----- Provided entries -----

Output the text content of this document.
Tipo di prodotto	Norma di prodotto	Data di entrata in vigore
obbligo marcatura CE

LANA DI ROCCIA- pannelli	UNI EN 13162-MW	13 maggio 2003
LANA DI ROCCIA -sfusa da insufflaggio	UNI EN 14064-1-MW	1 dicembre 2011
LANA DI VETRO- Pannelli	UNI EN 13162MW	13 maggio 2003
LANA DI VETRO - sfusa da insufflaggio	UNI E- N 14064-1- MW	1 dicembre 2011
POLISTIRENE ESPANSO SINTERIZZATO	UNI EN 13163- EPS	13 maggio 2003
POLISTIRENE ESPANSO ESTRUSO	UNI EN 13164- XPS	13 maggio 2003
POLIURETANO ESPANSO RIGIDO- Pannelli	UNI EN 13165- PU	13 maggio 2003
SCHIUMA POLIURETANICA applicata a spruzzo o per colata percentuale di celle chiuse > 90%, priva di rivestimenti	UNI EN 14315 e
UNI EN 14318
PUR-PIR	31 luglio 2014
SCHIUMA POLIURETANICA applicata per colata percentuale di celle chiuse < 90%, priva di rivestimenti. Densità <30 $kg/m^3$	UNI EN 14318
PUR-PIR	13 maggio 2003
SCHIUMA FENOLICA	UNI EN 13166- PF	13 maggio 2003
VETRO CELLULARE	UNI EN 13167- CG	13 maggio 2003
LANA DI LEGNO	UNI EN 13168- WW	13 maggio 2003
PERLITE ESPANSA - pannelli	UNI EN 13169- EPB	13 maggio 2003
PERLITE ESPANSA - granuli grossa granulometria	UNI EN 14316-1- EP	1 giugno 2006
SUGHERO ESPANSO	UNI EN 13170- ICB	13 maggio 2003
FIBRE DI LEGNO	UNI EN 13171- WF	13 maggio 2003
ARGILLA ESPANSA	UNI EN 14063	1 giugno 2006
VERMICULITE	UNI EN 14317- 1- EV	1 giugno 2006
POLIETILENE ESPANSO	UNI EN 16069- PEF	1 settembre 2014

-----

*What the task requires*
Please set down all the data word for word.

*Reply to the exercise*
Output the text content of this document.
Tipo di prodotto	Norma di prodotto	Data di entrata in vigore
obbligo marcatura CE

LANA DI ROCCIA- pannelli	UNI EN 13162-MW	13 maggio 2003
LANA DI ROCCIA -sfusa da insufflaggio	UNI EN 14064-1-MW	1 dicembre 2011
LANA DI VETRO- Pannelli	UNI EN 13162MW	13 maggio 2003
LANA DI VETRO - sfusa da insufflaggio	UNI E- N 14064-1- MW	1 dicembre 2011
POLISTIRENE ESPANSO SINTERIZZATO	UNI EN 13163- EPS	13 maggio 2003
POLISTIRENE ESPANSO ESTRUSO	UNI EN 13164- XPS	13 maggio 2003
POLIURETANO ESPANSO RIGIDO- Pannelli	UNI EN 13165- PU	13 maggio 2003
SCHIUMA POLIURETANICA applicata a spruzzo o per colata percentuale di celle chiuse > 90%, priva di rivestimenti	UNI EN 14315 e
UNI EN 14318
PUR-PIR	31 luglio 2014
SCHIUMA POLIURETANICA applicata per colata percentuale di celle chiuse < 90%, priva di rivestimenti. Densità <30 $kg/m^3$	UNI EN 14318
PUR-PIR	13 maggio 2003
SCHIUMA FENOLICA	UNI EN 13166- PF	13 maggio 2003
VETRO CELLULARE	UNI EN 13167- CG	13 maggio 2003
LANA DI LEGNO	UNI EN 13168- WW	13 maggio 2003
PERLITE ESPANSA - pannelli	UNI EN 13169- EPB	13 maggio 2003
PERLITE ESPANSA - granuli grossa granulometria	UNI EN 14316-1- EP	1 giugno 2006
SUGHERO ESPANSO	UNI EN 13170- ICB	13 maggio 2003
FIBRE DI LEGNO	UNI EN 13171- WF	13 maggio 2003
ARGILLA ESPANSA	UNI EN 14063	1 giugno 2006
VERMICULITE	UNI EN 14317- 1- EV	1 giugno 2006
POLIETILENE ESPANSO	UNI EN 16069- PEF	1 settembre 2014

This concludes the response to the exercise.